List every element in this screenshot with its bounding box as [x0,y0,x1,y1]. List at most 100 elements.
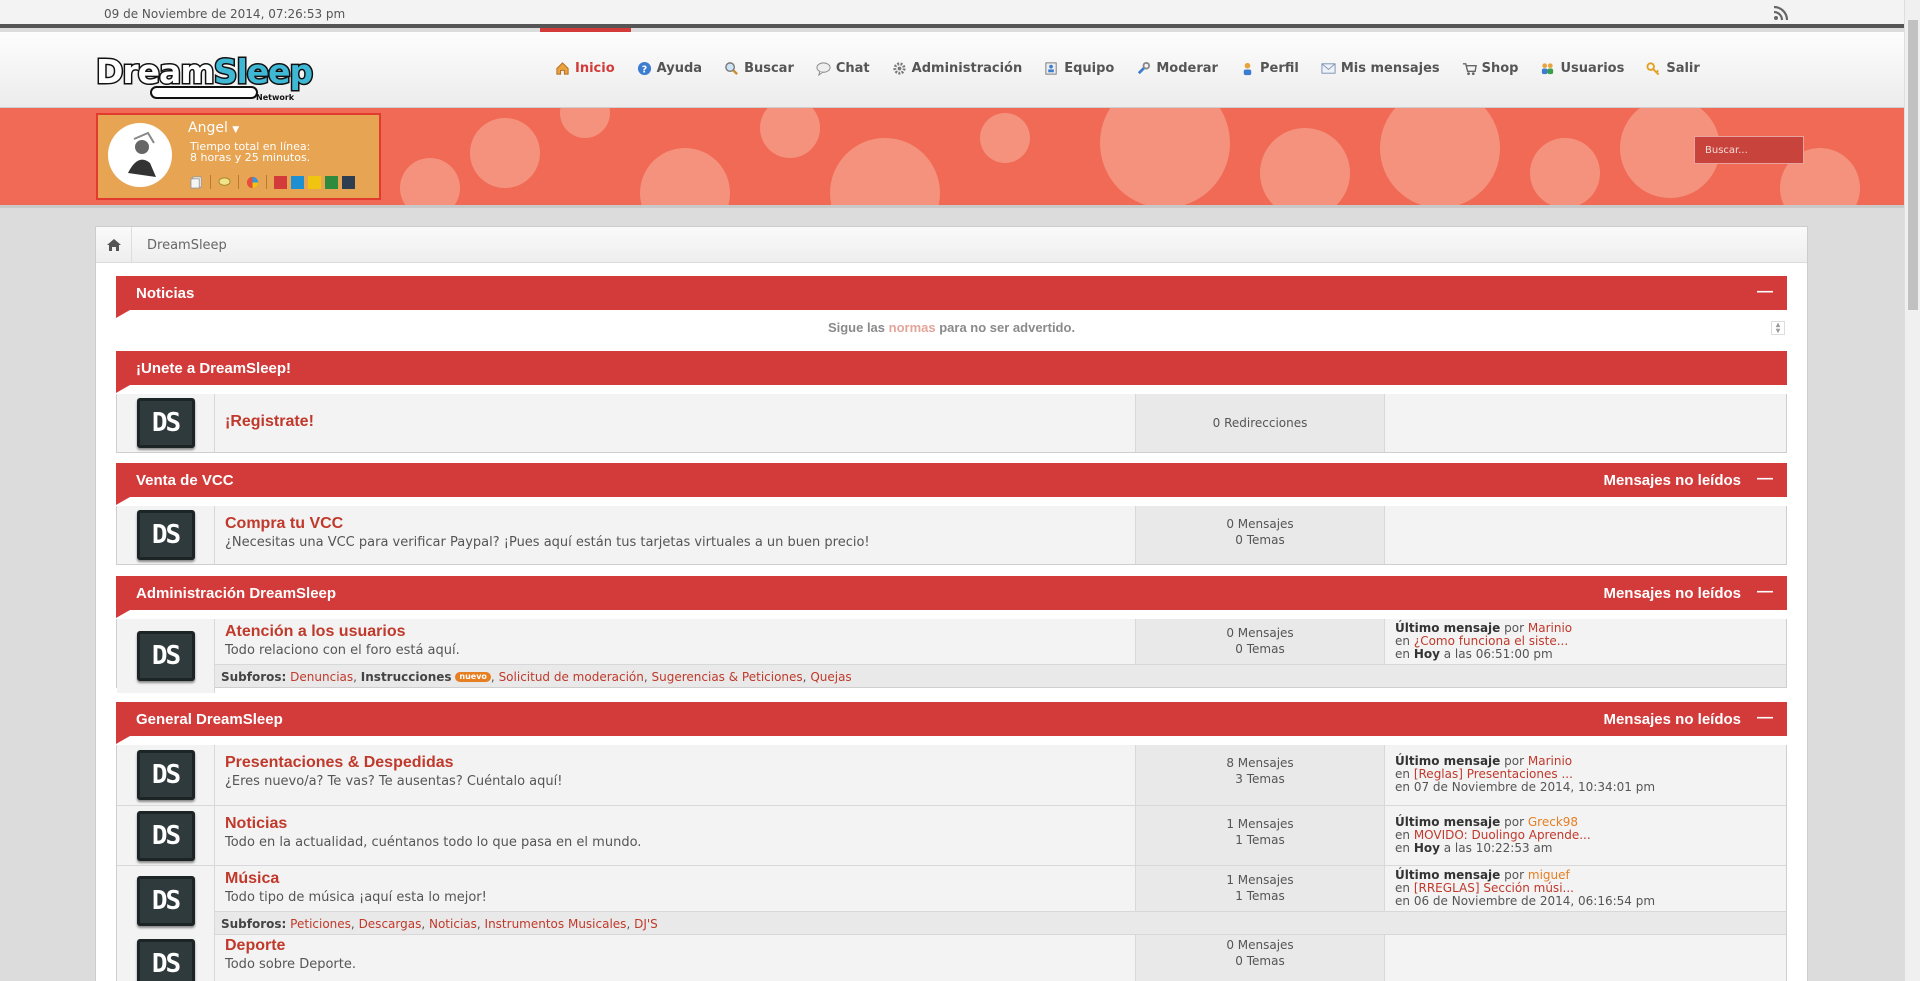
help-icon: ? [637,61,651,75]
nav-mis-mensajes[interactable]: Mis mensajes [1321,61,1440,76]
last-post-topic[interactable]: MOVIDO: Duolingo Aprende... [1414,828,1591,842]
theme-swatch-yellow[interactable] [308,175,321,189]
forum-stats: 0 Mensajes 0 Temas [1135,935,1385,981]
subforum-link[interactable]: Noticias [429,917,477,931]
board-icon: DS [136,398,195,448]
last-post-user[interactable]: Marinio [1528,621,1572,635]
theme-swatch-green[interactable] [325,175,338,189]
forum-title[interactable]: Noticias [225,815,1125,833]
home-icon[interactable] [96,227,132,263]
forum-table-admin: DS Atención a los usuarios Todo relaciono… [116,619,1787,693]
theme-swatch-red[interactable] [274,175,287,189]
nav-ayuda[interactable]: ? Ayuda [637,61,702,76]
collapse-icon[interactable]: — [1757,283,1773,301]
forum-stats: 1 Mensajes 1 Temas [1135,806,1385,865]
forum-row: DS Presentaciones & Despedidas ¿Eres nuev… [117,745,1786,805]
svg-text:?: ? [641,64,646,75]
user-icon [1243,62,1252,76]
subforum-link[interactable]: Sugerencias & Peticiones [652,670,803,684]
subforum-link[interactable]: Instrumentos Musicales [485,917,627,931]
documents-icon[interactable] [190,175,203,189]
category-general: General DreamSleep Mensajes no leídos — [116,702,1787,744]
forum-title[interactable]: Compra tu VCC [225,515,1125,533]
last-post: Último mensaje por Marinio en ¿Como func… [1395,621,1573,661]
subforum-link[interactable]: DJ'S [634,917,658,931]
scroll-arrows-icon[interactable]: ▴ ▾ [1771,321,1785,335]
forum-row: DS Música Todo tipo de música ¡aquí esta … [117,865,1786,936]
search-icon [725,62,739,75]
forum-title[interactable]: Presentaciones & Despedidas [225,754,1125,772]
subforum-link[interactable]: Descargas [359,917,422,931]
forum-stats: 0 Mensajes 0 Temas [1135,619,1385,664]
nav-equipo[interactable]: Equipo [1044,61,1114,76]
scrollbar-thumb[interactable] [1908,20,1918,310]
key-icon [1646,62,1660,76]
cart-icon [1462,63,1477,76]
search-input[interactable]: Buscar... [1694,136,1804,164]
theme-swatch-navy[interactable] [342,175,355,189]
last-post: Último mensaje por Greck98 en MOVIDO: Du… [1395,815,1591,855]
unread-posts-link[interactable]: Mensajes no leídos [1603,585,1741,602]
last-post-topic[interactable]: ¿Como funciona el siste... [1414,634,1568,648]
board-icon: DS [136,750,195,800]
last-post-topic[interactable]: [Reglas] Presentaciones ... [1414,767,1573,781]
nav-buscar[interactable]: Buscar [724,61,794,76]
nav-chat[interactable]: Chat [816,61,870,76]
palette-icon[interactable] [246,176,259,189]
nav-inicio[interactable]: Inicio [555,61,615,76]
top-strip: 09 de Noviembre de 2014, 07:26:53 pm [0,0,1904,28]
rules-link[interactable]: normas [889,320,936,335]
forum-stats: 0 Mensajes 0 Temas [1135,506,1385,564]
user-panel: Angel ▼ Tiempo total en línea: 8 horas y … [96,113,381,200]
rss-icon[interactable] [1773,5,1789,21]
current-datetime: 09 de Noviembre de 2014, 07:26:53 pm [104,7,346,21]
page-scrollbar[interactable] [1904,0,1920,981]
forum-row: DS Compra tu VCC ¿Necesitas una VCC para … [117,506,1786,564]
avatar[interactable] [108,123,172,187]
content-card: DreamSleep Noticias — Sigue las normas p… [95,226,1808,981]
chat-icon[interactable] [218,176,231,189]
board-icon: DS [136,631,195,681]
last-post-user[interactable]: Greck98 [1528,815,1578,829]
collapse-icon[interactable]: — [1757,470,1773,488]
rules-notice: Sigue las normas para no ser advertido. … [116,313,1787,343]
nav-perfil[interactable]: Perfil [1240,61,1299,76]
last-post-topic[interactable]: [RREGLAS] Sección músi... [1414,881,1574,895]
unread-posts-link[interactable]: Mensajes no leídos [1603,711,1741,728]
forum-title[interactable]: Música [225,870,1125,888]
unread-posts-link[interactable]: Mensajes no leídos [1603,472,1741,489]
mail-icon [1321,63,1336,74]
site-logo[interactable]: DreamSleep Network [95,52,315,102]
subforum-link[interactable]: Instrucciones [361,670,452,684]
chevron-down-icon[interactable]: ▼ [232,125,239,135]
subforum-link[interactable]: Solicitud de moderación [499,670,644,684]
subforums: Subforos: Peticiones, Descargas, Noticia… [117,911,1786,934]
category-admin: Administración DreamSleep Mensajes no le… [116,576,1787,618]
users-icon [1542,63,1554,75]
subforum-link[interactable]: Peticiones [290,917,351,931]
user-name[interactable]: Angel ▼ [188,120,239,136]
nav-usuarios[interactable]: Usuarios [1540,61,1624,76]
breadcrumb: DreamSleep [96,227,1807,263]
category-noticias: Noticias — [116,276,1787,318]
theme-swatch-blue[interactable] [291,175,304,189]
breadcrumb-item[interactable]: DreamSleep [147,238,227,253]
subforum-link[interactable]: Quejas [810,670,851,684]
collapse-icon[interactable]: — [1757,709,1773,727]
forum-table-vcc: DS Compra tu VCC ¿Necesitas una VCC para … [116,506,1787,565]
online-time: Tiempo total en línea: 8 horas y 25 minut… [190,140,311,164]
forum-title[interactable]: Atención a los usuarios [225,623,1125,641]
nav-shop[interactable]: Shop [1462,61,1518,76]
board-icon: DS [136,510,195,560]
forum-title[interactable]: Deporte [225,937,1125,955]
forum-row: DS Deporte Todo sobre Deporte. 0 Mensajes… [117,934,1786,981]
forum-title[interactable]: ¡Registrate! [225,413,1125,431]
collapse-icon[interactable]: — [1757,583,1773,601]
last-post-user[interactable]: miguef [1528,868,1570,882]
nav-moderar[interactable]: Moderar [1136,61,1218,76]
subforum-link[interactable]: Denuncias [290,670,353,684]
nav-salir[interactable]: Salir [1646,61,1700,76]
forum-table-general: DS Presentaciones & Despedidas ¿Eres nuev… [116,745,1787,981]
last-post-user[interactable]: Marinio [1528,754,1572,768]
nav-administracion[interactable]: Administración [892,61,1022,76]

________

**Brief**
Convert the stretch of lines from the one containing "help-icon: ? [637,61,651,75]" through the one containing "home-icon[interactable] [96,227,132,263]" into a numbered list, omitting any blank lines.

**Answer below**
1. help-icon: ? [637,61,651,75]
2. nav-mis-mensajes[interactable]: Mis mensajes [1321,61,1440,76]
3. last-post-topic[interactable]: MOVIDO: Duolingo Aprende... [1414,828,1591,842]
4. theme-swatch-yellow[interactable] [308,175,321,189]
5. forum-stats: 0 Mensajes 0 Temas [1135,935,1385,981]
6. subforum-link[interactable]: Noticias [429,917,477,931]
7. board-icon: DS [136,398,195,448]
8. last-post-user[interactable]: Marinio [1528,621,1572,635]
9. theme-swatch-green[interactable] [325,175,338,189]
10. forum-title[interactable]: Noticias [225,815,1125,833]
11. home-icon[interactable] [96,227,132,263]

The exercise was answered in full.